■ **Task requirements**: Copy whichever lines contain the string "this".

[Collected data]
## begin
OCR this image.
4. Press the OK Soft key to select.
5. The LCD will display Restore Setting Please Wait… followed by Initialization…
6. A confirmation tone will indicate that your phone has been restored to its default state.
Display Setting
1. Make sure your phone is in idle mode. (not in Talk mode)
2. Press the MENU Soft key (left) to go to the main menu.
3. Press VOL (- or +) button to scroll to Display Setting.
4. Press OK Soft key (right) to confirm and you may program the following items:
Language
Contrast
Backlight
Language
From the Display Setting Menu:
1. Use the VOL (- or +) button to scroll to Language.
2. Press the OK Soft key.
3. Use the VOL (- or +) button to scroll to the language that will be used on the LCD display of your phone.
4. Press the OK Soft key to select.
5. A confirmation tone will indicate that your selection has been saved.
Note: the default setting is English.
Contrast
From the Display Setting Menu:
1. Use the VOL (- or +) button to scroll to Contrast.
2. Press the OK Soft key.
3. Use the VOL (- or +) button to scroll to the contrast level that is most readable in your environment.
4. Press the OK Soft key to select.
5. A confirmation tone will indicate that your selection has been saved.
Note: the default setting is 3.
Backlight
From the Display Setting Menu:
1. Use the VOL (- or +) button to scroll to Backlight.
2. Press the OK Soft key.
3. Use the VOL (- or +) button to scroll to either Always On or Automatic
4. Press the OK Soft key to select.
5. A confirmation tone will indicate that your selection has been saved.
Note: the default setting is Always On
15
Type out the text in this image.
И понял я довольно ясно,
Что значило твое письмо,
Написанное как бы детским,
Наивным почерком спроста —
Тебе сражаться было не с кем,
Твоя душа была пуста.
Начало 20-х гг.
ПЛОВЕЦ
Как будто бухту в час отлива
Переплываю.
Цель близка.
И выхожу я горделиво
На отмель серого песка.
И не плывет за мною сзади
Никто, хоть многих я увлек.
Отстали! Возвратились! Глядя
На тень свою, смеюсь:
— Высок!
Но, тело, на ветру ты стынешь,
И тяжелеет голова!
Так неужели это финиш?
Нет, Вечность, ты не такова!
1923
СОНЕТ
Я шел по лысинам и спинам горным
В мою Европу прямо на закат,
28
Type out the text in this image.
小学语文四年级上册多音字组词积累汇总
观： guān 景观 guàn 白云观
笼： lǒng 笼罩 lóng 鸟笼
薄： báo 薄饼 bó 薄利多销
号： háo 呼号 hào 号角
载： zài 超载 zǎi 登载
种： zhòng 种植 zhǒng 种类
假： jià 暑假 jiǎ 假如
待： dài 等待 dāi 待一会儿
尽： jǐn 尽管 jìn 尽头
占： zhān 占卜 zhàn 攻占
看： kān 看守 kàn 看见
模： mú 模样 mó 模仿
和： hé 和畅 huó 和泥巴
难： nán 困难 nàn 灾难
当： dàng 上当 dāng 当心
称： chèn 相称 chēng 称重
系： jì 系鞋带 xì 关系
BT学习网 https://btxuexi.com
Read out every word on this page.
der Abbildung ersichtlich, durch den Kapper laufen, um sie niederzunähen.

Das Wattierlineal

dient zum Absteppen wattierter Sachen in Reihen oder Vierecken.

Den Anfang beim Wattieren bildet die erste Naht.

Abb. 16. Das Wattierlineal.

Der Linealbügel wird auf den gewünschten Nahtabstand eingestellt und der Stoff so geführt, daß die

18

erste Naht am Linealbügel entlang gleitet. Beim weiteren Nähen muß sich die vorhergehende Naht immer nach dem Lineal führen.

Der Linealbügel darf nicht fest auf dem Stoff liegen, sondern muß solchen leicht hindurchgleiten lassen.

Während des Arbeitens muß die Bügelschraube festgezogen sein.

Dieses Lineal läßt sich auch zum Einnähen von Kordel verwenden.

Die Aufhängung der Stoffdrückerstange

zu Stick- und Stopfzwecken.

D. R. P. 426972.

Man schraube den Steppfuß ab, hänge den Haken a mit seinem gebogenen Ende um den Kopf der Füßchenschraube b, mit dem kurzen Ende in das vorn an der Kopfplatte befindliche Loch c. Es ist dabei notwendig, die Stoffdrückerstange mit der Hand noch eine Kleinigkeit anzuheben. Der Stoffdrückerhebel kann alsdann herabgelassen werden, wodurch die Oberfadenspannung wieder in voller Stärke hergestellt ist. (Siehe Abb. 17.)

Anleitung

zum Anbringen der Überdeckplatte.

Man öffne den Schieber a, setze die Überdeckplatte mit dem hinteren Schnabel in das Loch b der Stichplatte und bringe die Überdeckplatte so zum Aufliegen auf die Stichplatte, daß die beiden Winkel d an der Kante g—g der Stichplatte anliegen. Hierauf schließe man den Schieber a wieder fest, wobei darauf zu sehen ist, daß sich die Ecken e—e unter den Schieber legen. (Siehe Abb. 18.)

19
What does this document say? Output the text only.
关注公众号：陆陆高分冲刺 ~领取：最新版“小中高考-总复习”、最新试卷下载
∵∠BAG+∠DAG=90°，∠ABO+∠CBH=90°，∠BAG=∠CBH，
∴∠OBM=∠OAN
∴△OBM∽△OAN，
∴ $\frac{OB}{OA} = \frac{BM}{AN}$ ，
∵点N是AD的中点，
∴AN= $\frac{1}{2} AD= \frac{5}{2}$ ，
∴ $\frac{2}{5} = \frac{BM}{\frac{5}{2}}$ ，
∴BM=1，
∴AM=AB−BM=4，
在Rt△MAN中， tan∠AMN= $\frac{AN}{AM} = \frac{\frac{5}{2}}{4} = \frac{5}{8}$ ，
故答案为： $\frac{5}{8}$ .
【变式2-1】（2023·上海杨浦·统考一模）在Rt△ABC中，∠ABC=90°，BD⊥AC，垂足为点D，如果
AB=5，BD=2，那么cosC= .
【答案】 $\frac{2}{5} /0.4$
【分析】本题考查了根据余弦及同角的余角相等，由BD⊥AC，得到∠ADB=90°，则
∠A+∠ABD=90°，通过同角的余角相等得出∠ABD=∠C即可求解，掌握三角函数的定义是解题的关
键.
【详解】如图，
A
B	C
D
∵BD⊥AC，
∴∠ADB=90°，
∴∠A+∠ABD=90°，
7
## end
■ **Exercise solution**:
OCR this image.
Type out the text in this image.
Type out the text in this image.
Read out every word on this page.
What does this document say? Output the text only.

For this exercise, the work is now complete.